Dataset entries:
::::

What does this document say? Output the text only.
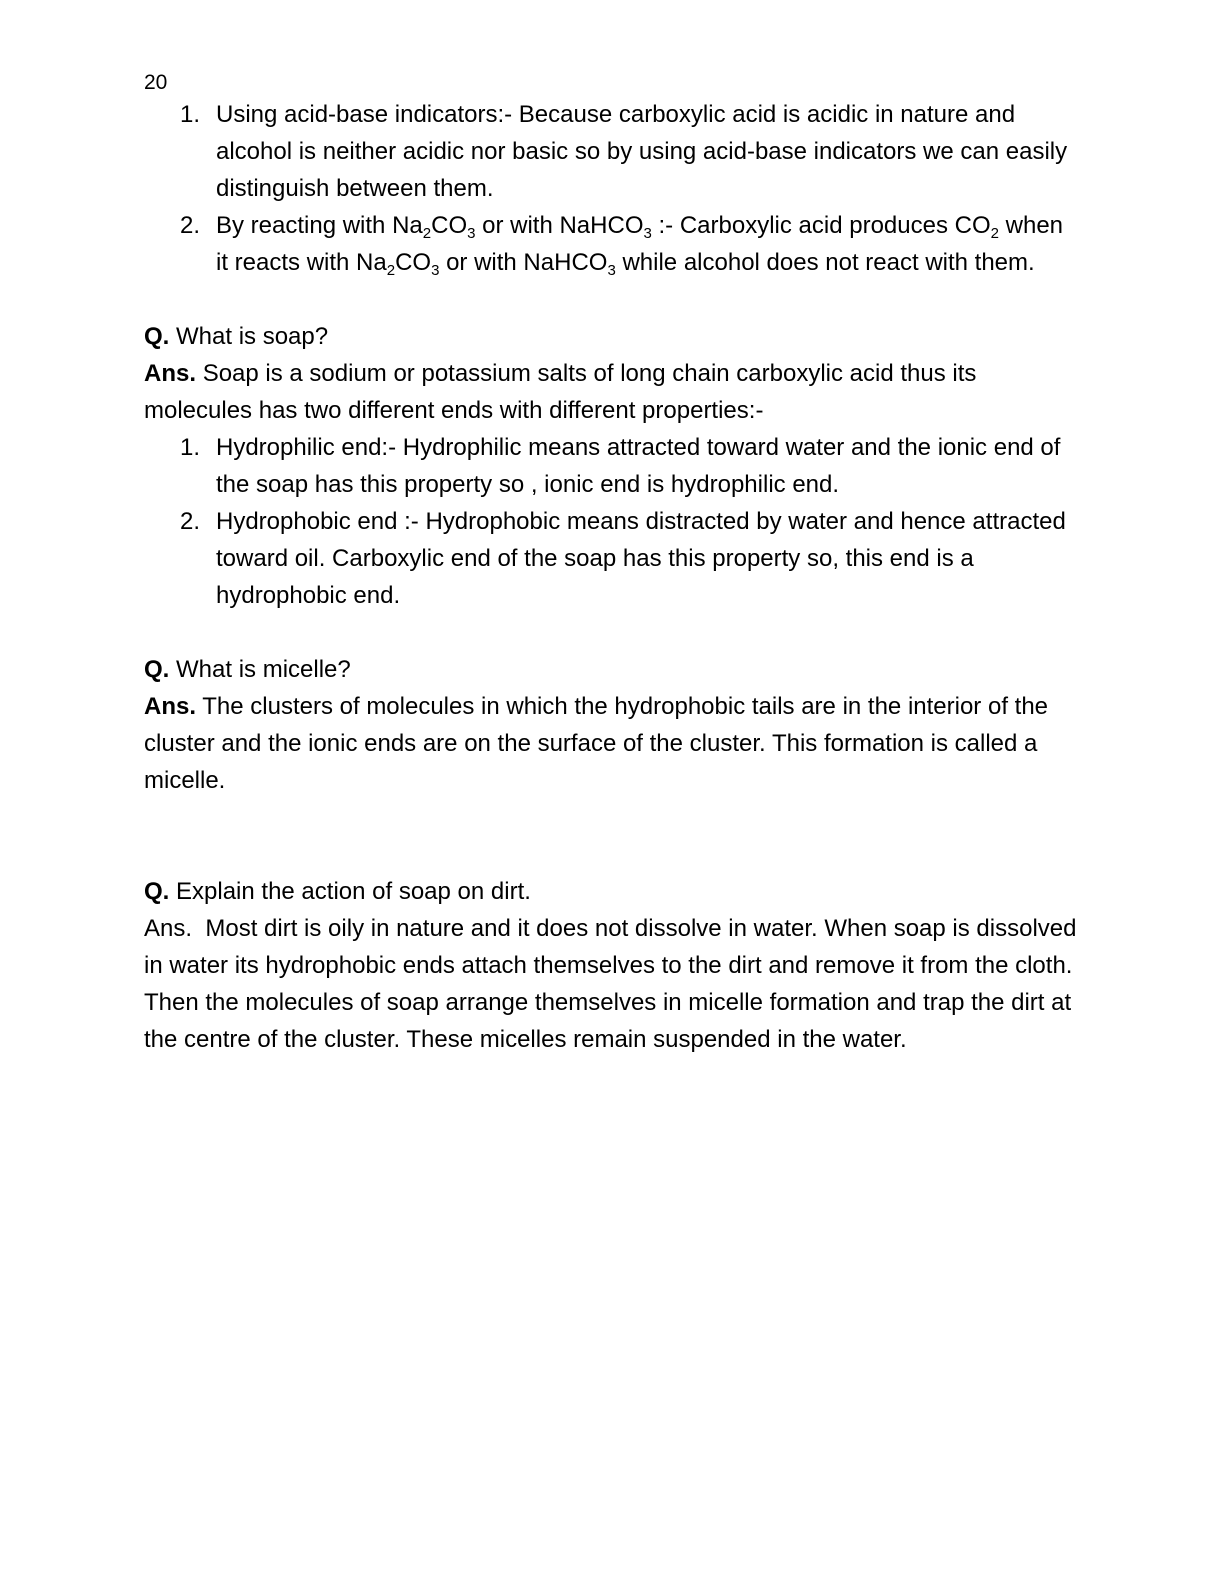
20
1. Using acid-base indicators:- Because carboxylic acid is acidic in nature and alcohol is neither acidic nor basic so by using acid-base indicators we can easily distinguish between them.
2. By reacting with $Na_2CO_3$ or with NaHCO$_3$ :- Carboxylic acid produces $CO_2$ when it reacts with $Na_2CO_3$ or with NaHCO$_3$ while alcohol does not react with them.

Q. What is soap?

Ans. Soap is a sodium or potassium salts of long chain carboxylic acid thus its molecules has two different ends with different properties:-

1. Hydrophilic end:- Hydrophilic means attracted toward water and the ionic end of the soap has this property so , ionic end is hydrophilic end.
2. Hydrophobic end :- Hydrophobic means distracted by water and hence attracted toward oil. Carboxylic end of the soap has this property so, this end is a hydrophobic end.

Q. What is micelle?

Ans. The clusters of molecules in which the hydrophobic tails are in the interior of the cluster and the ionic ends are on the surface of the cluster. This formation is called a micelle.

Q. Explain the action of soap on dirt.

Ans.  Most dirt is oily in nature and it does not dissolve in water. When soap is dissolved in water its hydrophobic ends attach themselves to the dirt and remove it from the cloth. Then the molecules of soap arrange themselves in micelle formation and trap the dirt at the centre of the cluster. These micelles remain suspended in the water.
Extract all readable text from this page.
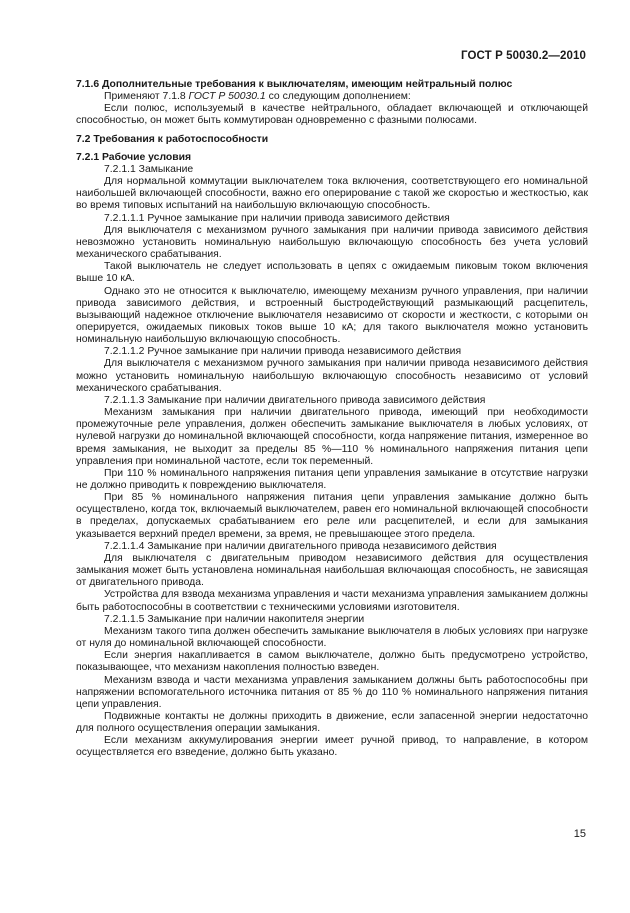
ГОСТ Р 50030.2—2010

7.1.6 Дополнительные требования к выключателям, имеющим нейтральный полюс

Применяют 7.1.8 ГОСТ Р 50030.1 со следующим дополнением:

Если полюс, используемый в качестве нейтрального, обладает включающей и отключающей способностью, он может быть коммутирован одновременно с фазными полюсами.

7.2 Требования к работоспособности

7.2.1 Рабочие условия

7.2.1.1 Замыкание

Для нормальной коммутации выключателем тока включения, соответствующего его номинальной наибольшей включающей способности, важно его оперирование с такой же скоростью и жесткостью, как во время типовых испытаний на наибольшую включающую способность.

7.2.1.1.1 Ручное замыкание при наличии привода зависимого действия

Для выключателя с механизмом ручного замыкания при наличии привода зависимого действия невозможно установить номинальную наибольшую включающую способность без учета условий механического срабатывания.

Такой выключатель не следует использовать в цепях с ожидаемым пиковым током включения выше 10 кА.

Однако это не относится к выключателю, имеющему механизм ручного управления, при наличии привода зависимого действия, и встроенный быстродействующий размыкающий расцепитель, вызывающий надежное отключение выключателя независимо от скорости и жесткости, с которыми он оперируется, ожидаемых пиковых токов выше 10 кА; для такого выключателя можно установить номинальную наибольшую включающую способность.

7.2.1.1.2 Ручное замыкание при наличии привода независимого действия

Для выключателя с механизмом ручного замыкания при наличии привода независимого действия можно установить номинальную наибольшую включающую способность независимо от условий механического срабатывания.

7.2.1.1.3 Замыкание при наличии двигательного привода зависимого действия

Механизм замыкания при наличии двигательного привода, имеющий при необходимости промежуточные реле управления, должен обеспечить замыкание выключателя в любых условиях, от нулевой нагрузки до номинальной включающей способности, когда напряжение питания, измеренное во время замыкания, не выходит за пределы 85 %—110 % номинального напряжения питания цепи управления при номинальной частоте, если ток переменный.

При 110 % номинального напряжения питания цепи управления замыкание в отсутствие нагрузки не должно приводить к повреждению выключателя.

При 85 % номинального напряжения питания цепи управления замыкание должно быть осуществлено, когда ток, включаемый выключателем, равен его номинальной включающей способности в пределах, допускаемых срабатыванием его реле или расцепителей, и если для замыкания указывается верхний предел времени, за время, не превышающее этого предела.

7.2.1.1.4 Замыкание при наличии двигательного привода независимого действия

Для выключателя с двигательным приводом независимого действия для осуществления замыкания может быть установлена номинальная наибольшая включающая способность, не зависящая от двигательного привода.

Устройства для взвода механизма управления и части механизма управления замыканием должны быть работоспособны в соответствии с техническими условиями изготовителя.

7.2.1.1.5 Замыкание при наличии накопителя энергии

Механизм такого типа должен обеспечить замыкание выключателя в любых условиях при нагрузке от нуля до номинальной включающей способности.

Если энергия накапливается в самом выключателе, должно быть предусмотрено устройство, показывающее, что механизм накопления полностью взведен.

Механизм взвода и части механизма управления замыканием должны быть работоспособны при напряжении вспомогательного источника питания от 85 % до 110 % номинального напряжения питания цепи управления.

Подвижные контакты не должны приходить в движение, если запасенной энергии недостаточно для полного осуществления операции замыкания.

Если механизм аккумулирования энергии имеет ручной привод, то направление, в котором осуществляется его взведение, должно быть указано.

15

::::

* The exercise: Look through the material above and pick out each line holding the word "from".

* Response to this exercise:
Ans.  Most dirt is oily in nature and it does not dissolve in water. When soap is dissolved in water its hydrophobic ends attach themselves to the dirt and remove it from the cloth. Then the molecules of soap arrange themselves in micelle formation and trap the dirt at the centre of the cluster. These micelles remain suspended in the water.
Extract all readable text from this page.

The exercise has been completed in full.